EXERCISE INSTRUCTIONS: The records should be written out in full, with nothing altered.

[Records]
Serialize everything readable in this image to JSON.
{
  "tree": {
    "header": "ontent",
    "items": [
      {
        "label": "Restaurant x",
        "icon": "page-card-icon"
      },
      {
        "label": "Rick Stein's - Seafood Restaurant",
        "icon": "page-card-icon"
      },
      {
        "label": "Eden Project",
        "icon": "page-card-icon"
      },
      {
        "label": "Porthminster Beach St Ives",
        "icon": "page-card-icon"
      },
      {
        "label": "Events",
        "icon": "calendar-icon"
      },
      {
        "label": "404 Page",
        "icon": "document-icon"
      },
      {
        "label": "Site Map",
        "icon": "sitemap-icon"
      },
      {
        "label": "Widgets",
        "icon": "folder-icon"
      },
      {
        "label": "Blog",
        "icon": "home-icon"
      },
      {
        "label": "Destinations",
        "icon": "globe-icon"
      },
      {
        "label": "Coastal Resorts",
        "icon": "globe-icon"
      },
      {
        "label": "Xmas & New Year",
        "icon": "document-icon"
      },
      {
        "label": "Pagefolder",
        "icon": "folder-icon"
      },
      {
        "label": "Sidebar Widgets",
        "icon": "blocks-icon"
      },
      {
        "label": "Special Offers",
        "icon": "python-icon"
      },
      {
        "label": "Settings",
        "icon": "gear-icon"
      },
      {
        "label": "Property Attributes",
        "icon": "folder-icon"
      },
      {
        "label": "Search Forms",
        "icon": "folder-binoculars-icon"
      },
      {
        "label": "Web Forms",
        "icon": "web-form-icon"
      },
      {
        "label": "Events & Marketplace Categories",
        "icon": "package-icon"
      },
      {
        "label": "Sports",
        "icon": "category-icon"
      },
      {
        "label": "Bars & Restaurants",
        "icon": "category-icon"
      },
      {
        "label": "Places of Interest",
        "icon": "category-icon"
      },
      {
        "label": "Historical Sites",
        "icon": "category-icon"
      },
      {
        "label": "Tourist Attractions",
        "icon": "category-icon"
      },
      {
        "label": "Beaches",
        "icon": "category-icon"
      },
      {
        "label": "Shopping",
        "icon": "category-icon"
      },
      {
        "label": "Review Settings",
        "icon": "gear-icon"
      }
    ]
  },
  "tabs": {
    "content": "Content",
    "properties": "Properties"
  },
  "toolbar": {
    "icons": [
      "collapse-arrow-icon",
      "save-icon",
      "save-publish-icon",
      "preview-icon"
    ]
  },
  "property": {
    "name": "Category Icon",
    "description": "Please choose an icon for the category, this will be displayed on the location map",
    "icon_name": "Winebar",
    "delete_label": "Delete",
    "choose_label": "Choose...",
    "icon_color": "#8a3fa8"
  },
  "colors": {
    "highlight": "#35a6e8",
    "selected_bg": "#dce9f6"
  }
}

WORKED ANSWER:
Serialize everything readable in this image to JSON.
{
  "tree": {
    "header": "ontent",
    "items": [
      {
        "label": "Restaurant x",
        "icon": "page-card-icon"
      },
      {
        "label": "Rick Stein's - Seafood Restaurant",
        "icon": "page-card-icon"
      },
      {
        "label": "Eden Project",
        "icon": "page-card-icon"
      },
      {
        "label": "Porthminster Beach St Ives",
        "icon": "page-card-icon"
      },
      {
        "label": "Events",
        "icon": "calendar-icon"
      },
      {
        "label": "404 Page",
        "icon": "document-icon"
      },
      {
        "label": "Site Map",
        "icon": "sitemap-icon"
      },
      {
        "label": "Widgets",
        "icon": "folder-icon"
      },
      {
        "label": "Blog",
        "icon": "home-icon"
      },
      {
        "label": "Destinations",
        "icon": "globe-icon"
      },
      {
        "label": "Coastal Resorts",
        "icon": "globe-icon"
      },
      {
        "label": "Xmas & New Year",
        "icon": "document-icon"
      },
      {
        "label": "Pagefolder",
        "icon": "folder-icon"
      },
      {
        "label": "Sidebar Widgets",
        "icon": "blocks-icon"
      },
      {
        "label": "Special Offers",
        "icon": "python-icon"
      },
      {
        "label": "Settings",
        "icon": "gear-icon"
      },
      {
        "label": "Property Attributes",
        "icon": "folder-icon"
      },
      {
        "label": "Search Forms",
        "icon": "folder-binoculars-icon"
      },
      {
        "label": "Web Forms",
        "icon": "web-form-icon"
      },
      {
        "label": "Events & Marketplace Categories",
        "icon": "package-icon"
      },
      {
        "label": "Sports",
        "icon": "category-icon"
      },
      {
        "label": "Bars & Restaurants",
        "icon": "category-icon"
      },
      {
        "label": "Places of Interest",
        "icon": "category-icon"
      },
      {
        "label": "Historical Sites",
        "icon": "category-icon"
      },
      {
        "label": "Tourist Attractions",
        "icon": "category-icon"
      },
      {
        "label": "Beaches",
        "icon": "category-icon"
      },
      {
        "label": "Shopping",
        "icon": "category-icon"
      },
      {
        "label": "Review Settings",
        "icon": "gear-icon"
      }
    ]
  },
  "tabs": {
    "content": "Content",
    "properties": "Properties"
  },
  "toolbar": {
    "icons": [
      "collapse-arrow-icon",
      "save-icon",
      "save-publish-icon",
      "preview-icon"
    ]
  },
  "property": {
    "name": "Category Icon",
    "description": "Please choose an icon for the category, this will be displayed on the location map",
    "icon_name": "Winebar",
    "delete_label": "Delete",
    "choose_label": "Choose...",
    "icon_color": "#8a3fa8"
  },
  "colors": {
    "highlight": "#35a6e8",
    "selected_bg": "#dce9f6"
  }
}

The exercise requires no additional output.